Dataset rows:
■ ■ ■

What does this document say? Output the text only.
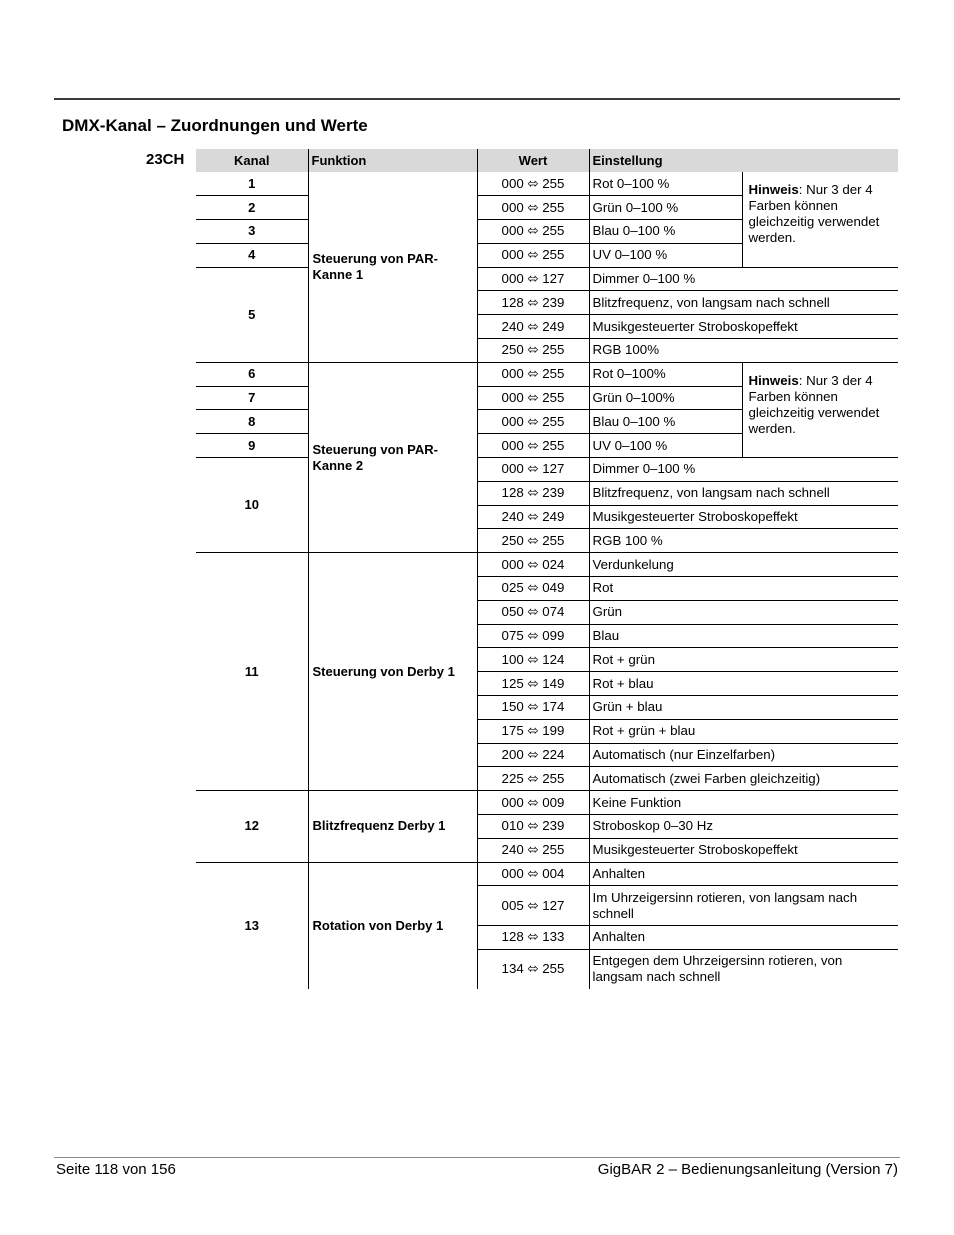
DMX-Kanal – Zuordnungen und Werte
23CH	Kanal	Funktion	Wert	Einstellung	
1	Steuerung von PAR-Kanne 1	000 ⬄ 255	Rot 0–100 %	Hinweis: Nur 3 der 4 Farben können gleichzeitig verwendet werden.
2		000 ⬄ 255	Grün 0–100 %	
3		000 ⬄ 255	Blau 0–100 %	
4		000 ⬄ 255	UV 0–100 %	
5		000 ⬄ 127	Dimmer 0–100 %	
		128 ⬄ 239	Blitzfrequenz, von langsam nach schnell	
		240 ⬄ 249	Musikgesteuerter Stroboskopeffekt	
		250 ⬄ 255	RGB 100%	
6	Steuerung von PAR-Kanne 2	000 ⬄ 255	Rot 0–100%	Hinweis: Nur 3 der 4 Farben können gleichzeitig verwendet werden.
7		000 ⬄ 255	Grün 0–100%	
8		000 ⬄ 255	Blau 0–100 %	
9		000 ⬄ 255	UV 0–100 %	
10		000 ⬄ 127	Dimmer 0–100 %	
		128 ⬄ 239	Blitzfrequenz, von langsam nach schnell	
		240 ⬄ 249	Musikgesteuerter Stroboskopeffekt	
		250 ⬄ 255	RGB 100 %	
11	Steuerung von Derby 1	000 ⬄ 024	Verdunkelung	
		025 ⬄ 049	Rot	
		050 ⬄ 074	Grün	
		075 ⬄ 099	Blau	
		100 ⬄ 124	Rot + grün	
		125 ⬄ 149	Rot + blau	
		150 ⬄ 174	Grün + blau	
		175 ⬄ 199	Rot + grün + blau	
		200 ⬄ 224	Automatisch (nur Einzelfarben)	
		225 ⬄ 255	Automatisch (zwei Farben gleichzeitig)	
12	Blitzfrequenz Derby 1	000 ⬄ 009	Keine Funktion	
		010 ⬄ 239	Stroboskop 0–30 Hz	
		240 ⬄ 255	Musikgesteuerter Stroboskopeffekt	
13	Rotation von Derby 1	000 ⬄ 004	Anhalten	
		005 ⬄ 127	Im Uhrzeigersinn rotieren, von langsam nach schnell	
		128 ⬄ 133	Anhalten	
		134 ⬄ 255	Entgegen dem Uhrzeigersinn rotieren, von langsam nach schnell	
Seite 118 von 156	GigBAR 2 – Bedienungsanleitung (Version 7)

■ ■ ■

• **What is expected**:
Without the pictures, print the records in full, exactly as they appear.

• **Answer to the task**:
What does this document say? Output the text only.
DMX-Kanal – Zuordnungen und Werte
23CH	Kanal	Funktion	Wert	Einstellung	
1	Steuerung von PAR-Kanne 1	000 ⬄ 255	Rot 0–100 %	Hinweis: Nur 3 der 4 Farben können gleichzeitig verwendet werden.
2		000 ⬄ 255	Grün 0–100 %	
3		000 ⬄ 255	Blau 0–100 %	
4		000 ⬄ 255	UV 0–100 %	
5		000 ⬄ 127	Dimmer 0–100 %	
		128 ⬄ 239	Blitzfrequenz, von langsam nach schnell	
		240 ⬄ 249	Musikgesteuerter Stroboskopeffekt	
		250 ⬄ 255	RGB 100%	
6	Steuerung von PAR-Kanne 2	000 ⬄ 255	Rot 0–100%	Hinweis: Nur 3 der 4 Farben können gleichzeitig verwendet werden.
7		000 ⬄ 255	Grün 0–100%	
8		000 ⬄ 255	Blau 0–100 %	
9		000 ⬄ 255	UV 0–100 %	
10		000 ⬄ 127	Dimmer 0–100 %	
		128 ⬄ 239	Blitzfrequenz, von langsam nach schnell	
		240 ⬄ 249	Musikgesteuerter Stroboskopeffekt	
		250 ⬄ 255	RGB 100 %	
11	Steuerung von Derby 1	000 ⬄ 024	Verdunkelung	
		025 ⬄ 049	Rot	
		050 ⬄ 074	Grün	
		075 ⬄ 099	Blau	
		100 ⬄ 124	Rot + grün	
		125 ⬄ 149	Rot + blau	
		150 ⬄ 174	Grün + blau	
		175 ⬄ 199	Rot + grün + blau	
		200 ⬄ 224	Automatisch (nur Einzelfarben)	
		225 ⬄ 255	Automatisch (zwei Farben gleichzeitig)	
12	Blitzfrequenz Derby 1	000 ⬄ 009	Keine Funktion	
		010 ⬄ 239	Stroboskop 0–30 Hz	
		240 ⬄ 255	Musikgesteuerter Stroboskopeffekt	
13	Rotation von Derby 1	000 ⬄ 004	Anhalten	
		005 ⬄ 127	Im Uhrzeigersinn rotieren, von langsam nach schnell	
		128 ⬄ 133	Anhalten	
		134 ⬄ 255	Entgegen dem Uhrzeigersinn rotieren, von langsam nach schnell	
Seite 118 von 156	GigBAR 2 – Bedienungsanleitung (Version 7)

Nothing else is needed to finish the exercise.